● EXERCISE OBJECTIVE: Filter the lines below, copying only those with the string "самостоятельная".

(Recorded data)
------------------------------------

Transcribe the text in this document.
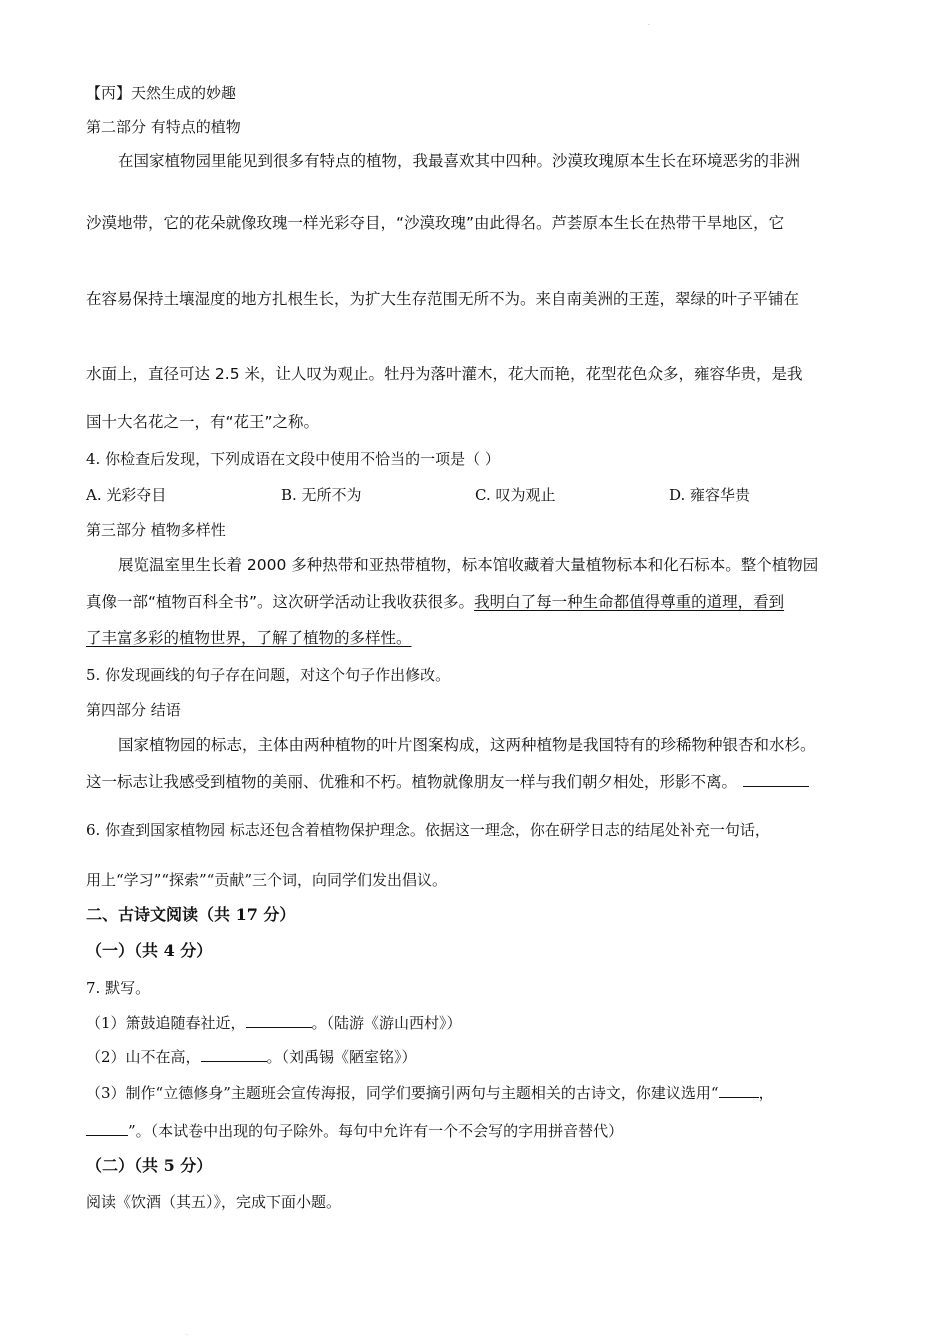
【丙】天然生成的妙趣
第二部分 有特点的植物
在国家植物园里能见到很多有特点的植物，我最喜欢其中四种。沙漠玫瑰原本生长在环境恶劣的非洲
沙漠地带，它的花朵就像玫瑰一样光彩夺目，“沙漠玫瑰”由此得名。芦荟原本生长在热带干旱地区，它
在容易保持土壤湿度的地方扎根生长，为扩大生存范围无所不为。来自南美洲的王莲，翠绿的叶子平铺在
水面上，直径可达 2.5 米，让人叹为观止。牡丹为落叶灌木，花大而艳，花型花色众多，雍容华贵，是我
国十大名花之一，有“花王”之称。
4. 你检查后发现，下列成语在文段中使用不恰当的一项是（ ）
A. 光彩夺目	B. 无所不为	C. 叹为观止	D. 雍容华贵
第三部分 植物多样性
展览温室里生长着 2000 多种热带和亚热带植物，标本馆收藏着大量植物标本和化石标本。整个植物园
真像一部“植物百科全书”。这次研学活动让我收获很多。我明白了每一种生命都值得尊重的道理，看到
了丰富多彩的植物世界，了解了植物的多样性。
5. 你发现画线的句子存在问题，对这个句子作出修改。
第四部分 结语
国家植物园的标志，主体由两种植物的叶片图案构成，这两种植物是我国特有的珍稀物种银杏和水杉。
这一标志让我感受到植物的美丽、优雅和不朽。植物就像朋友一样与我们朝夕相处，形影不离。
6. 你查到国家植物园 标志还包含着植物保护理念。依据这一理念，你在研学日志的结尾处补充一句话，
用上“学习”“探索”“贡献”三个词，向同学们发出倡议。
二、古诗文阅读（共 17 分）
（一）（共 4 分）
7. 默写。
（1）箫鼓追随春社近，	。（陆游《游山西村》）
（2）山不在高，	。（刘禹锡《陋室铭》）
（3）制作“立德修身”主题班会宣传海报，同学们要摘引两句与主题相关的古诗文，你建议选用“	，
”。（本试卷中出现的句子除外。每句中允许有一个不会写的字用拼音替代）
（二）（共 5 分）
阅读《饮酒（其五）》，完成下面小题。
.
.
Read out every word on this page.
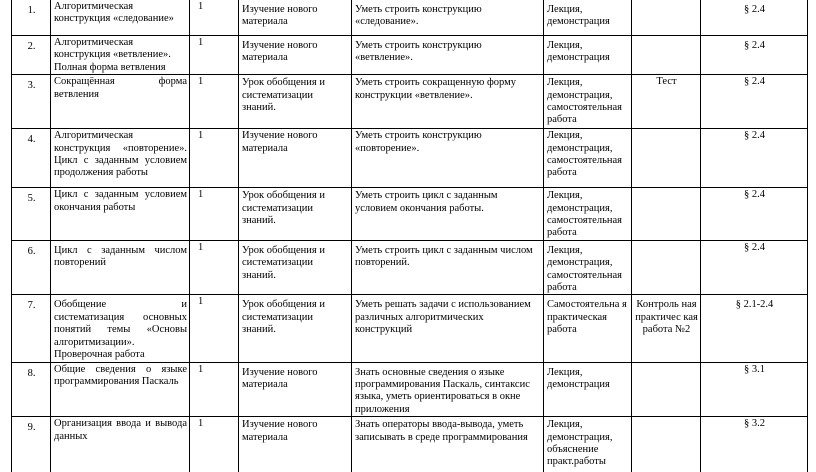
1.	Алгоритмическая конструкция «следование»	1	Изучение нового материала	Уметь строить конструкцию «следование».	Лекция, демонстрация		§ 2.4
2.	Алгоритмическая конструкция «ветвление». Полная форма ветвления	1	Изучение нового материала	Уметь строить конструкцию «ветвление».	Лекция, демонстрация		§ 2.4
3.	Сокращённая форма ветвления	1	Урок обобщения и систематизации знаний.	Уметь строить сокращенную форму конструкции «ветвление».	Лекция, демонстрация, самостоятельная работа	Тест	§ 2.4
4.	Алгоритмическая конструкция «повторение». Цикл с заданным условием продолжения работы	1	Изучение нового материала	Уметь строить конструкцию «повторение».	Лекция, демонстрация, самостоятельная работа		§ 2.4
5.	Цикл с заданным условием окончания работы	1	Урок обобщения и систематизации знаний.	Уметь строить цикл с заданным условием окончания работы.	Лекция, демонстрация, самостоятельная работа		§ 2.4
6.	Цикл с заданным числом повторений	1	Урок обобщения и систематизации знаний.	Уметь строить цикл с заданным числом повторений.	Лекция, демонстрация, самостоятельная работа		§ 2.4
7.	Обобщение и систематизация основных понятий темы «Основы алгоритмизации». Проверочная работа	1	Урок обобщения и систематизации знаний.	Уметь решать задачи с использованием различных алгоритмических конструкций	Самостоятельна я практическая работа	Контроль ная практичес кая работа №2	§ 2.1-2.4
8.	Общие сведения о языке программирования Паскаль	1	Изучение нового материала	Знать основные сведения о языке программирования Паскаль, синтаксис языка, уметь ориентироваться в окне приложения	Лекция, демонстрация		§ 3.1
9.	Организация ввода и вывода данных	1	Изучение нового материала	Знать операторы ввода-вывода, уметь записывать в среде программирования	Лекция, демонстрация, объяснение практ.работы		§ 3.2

------------------------------------

● SOLUTION TO THIS PROBLEM:
3.	Сокращённая форма ветвления	1	Урок обобщения и систематизации знаний.	Уметь строить сокращенную форму конструкции «ветвление».	Лекция, демонстрация, самостоятельная работа	Тест	§ 2.4
4.	Алгоритмическая конструкция «повторение». Цикл с заданным условием продолжения работы	1	Изучение нового материала	Уметь строить конструкцию «повторение».	Лекция, демонстрация, самостоятельная работа		§ 2.4
5.	Цикл с заданным условием окончания работы	1	Урок обобщения и систематизации знаний.	Уметь строить цикл с заданным условием окончания работы.	Лекция, демонстрация, самостоятельная работа		§ 2.4
6.	Цикл с заданным числом повторений	1	Урок обобщения и систематизации знаний.	Уметь строить цикл с заданным числом повторений.	Лекция, демонстрация, самостоятельная работа		§ 2.4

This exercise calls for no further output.